Work instructions: Where a line contains the word "поселение", copy that line in full.

* * *

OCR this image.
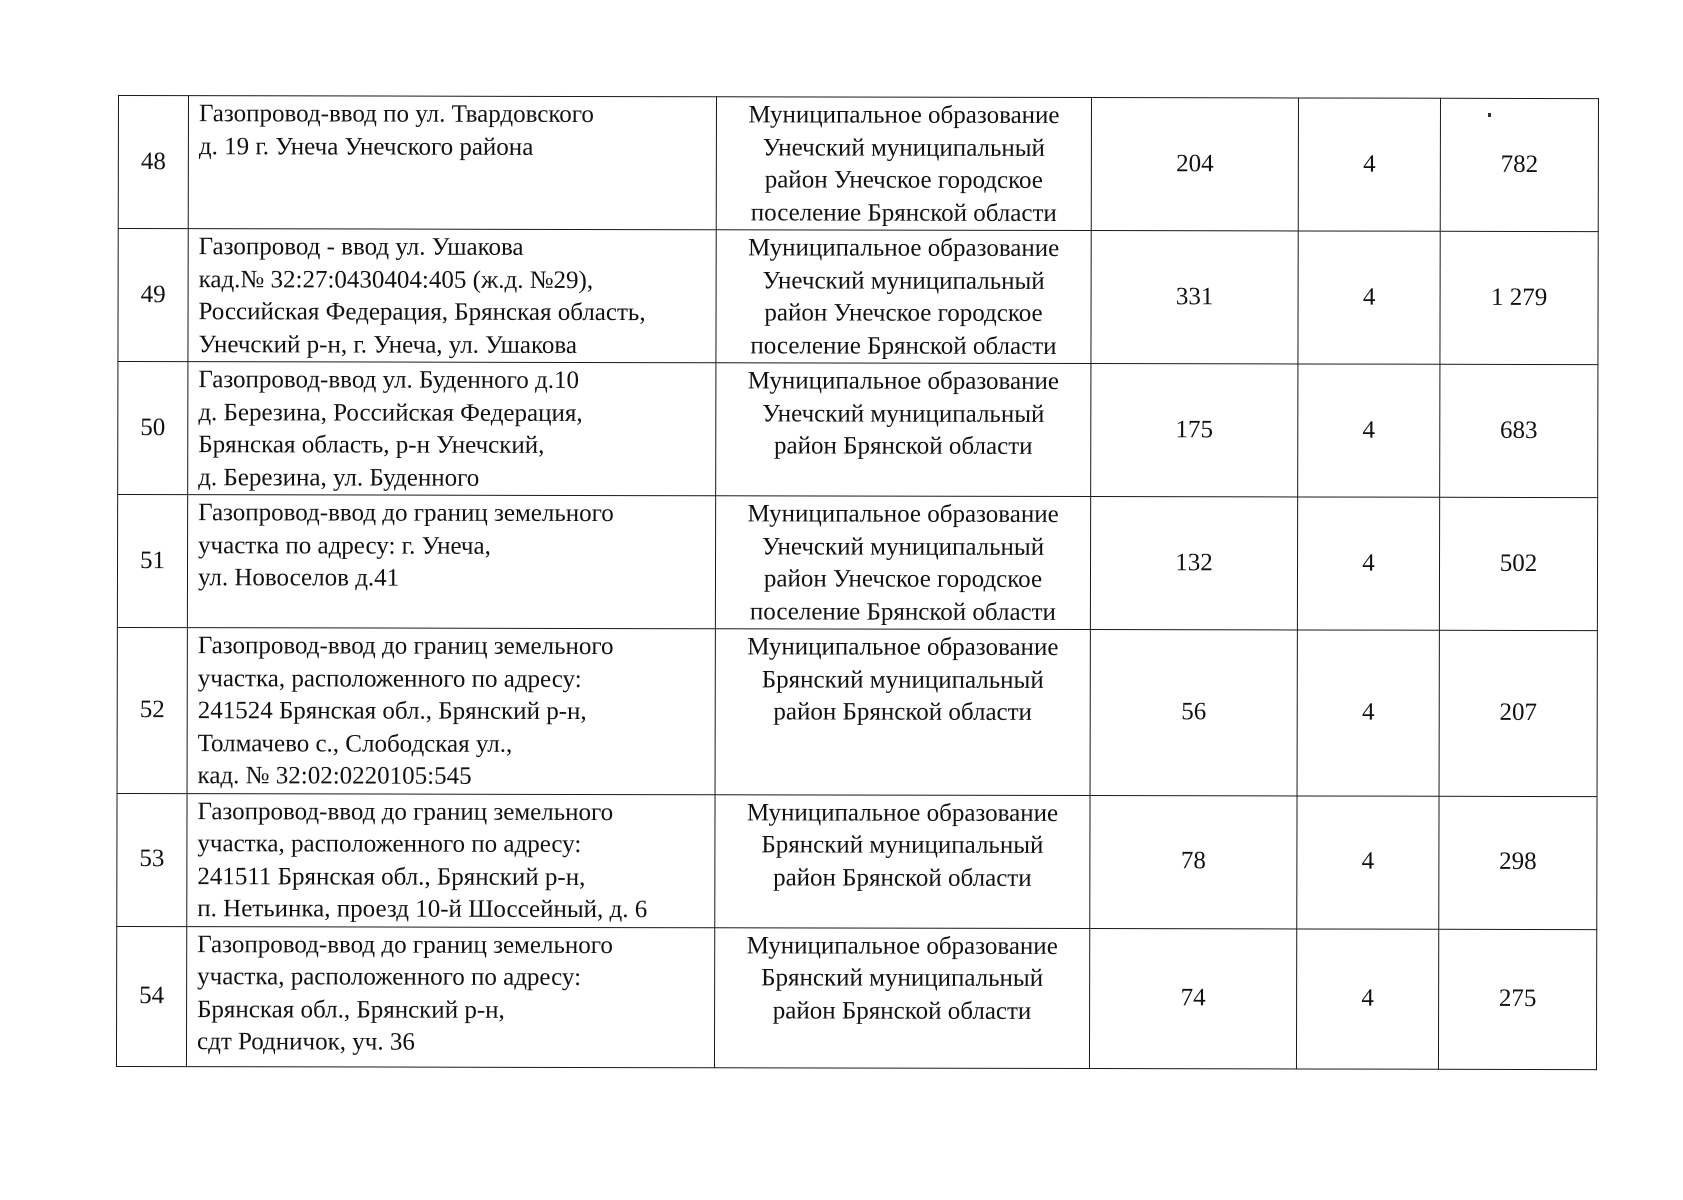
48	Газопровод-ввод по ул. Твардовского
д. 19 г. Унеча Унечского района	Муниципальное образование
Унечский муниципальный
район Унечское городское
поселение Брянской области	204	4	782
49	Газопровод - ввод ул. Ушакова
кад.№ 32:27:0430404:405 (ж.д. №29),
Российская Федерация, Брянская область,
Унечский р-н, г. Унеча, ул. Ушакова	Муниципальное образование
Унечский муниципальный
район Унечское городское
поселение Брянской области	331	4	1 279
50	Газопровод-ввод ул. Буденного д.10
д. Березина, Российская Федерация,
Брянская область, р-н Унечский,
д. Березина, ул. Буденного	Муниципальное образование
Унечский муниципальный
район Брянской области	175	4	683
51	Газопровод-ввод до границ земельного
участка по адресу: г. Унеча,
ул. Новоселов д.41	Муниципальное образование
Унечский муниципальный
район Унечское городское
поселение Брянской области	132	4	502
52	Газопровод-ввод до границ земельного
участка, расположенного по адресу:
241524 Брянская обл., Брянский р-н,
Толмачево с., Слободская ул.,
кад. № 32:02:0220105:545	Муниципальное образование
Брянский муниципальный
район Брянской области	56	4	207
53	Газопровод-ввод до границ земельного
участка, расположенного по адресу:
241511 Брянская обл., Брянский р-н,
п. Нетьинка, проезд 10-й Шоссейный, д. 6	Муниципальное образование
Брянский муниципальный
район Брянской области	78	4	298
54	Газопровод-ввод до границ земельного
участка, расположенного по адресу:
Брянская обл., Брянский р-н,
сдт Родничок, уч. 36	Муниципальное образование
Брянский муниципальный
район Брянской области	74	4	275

* * *

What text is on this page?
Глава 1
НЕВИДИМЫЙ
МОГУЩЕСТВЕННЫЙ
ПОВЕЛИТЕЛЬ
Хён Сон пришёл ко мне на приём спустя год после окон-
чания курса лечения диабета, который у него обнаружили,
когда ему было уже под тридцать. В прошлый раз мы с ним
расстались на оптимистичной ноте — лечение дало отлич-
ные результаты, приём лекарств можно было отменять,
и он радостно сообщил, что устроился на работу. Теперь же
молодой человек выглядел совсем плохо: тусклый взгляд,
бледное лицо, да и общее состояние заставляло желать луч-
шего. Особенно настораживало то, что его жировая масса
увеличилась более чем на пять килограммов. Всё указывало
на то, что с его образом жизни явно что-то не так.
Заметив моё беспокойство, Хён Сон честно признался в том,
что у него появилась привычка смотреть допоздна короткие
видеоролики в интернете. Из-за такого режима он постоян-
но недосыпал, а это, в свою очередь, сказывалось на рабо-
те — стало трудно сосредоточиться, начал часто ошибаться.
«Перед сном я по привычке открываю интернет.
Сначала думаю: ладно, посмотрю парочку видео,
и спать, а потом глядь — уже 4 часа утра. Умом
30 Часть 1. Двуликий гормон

* * *

Solution to the problem:
поселение Брянской области	204	4	782
поселение Брянской области	331	4	1 279
поселение Брянской области	132	4	502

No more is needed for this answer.